** start of DATA SUPPLIED **
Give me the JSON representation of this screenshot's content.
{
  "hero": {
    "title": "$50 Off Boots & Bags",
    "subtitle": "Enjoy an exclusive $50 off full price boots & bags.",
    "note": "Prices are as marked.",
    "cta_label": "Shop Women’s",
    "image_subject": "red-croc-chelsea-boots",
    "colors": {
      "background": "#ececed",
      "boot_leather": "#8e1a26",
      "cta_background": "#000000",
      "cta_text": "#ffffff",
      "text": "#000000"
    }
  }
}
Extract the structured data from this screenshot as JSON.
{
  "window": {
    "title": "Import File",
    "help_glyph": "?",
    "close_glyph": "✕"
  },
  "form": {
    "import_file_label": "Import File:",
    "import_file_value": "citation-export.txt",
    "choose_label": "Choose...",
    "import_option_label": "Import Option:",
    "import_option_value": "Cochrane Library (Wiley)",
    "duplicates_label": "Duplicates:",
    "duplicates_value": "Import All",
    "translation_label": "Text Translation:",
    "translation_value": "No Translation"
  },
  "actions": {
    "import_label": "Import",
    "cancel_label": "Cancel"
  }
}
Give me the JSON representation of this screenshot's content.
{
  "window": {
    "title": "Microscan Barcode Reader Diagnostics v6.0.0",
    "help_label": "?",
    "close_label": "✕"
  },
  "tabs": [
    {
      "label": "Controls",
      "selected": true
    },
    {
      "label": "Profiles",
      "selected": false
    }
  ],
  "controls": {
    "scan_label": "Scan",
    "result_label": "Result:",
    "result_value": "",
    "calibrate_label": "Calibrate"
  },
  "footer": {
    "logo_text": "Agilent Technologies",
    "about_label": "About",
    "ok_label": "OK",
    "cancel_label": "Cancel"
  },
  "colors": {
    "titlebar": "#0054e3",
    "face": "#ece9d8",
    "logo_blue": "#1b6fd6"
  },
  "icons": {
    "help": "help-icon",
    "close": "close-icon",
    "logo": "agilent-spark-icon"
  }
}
** end of DATA SUPPLIED **
- **WORK TO BE COMPLETED**
Copy all the lines, exactly.

- **SOLUTION TO THIS TASK**
Give me the JSON representation of this screenshot's content.
{
  "hero": {
    "title": "$50 Off Boots & Bags",
    "subtitle": "Enjoy an exclusive $50 off full price boots & bags.",
    "note": "Prices are as marked.",
    "cta_label": "Shop Women’s",
    "image_subject": "red-croc-chelsea-boots",
    "colors": {
      "background": "#ececed",
      "boot_leather": "#8e1a26",
      "cta_background": "#000000",
      "cta_text": "#ffffff",
      "text": "#000000"
    }
  }
}
Extract the structured data from this screenshot as JSON.
{
  "window": {
    "title": "Import File",
    "help_glyph": "?",
    "close_glyph": "✕"
  },
  "form": {
    "import_file_label": "Import File:",
    "import_file_value": "citation-export.txt",
    "choose_label": "Choose...",
    "import_option_label": "Import Option:",
    "import_option_value": "Cochrane Library (Wiley)",
    "duplicates_label": "Duplicates:",
    "duplicates_value": "Import All",
    "translation_label": "Text Translation:",
    "translation_value": "No Translation"
  },
  "actions": {
    "import_label": "Import",
    "cancel_label": "Cancel"
  }
}
Give me the JSON representation of this screenshot's content.
{
  "window": {
    "title": "Microscan Barcode Reader Diagnostics v6.0.0",
    "help_label": "?",
    "close_label": "✕"
  },
  "tabs": [
    {
      "label": "Controls",
      "selected": true
    },
    {
      "label": "Profiles",
      "selected": false
    }
  ],
  "controls": {
    "scan_label": "Scan",
    "result_label": "Result:",
    "result_value": "",
    "calibrate_label": "Calibrate"
  },
  "footer": {
    "logo_text": "Agilent Technologies",
    "about_label": "About",
    "ok_label": "OK",
    "cancel_label": "Cancel"
  },
  "colors": {
    "titlebar": "#0054e3",
    "face": "#ece9d8",
    "logo_blue": "#1b6fd6"
  },
  "icons": {
    "help": "help-icon",
    "close": "close-icon",
    "logo": "agilent-spark-icon"
  }
}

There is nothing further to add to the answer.